SUPPLIED ENTRIES:
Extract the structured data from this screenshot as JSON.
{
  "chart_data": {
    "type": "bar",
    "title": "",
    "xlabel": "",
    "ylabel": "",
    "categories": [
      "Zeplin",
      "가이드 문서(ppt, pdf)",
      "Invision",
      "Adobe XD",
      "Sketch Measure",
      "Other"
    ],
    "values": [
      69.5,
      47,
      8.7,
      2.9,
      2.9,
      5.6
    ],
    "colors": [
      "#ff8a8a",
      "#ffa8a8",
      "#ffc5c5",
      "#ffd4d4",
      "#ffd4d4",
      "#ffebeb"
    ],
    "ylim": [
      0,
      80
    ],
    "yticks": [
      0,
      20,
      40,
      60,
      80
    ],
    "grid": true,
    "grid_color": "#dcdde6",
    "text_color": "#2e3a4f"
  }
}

INSTRUCTION:
From the records above, extract every entry exactly as given.

RESULT OF THE EXERCISE:
Extract the structured data from this screenshot as JSON.
{
  "chart_data": {
    "type": "bar",
    "title": "",
    "xlabel": "",
    "ylabel": "",
    "categories": [
      "Zeplin",
      "가이드 문서(ppt, pdf)",
      "Invision",
      "Adobe XD",
      "Sketch Measure",
      "Other"
    ],
    "values": [
      69.5,
      47,
      8.7,
      2.9,
      2.9,
      5.6
    ],
    "colors": [
      "#ff8a8a",
      "#ffa8a8",
      "#ffc5c5",
      "#ffd4d4",
      "#ffd4d4",
      "#ffebeb"
    ],
    "ylim": [
      0,
      80
    ],
    "yticks": [
      0,
      20,
      40,
      60,
      80
    ],
    "grid": true,
    "grid_color": "#dcdde6",
    "text_color": "#2e3a4f"
  }
}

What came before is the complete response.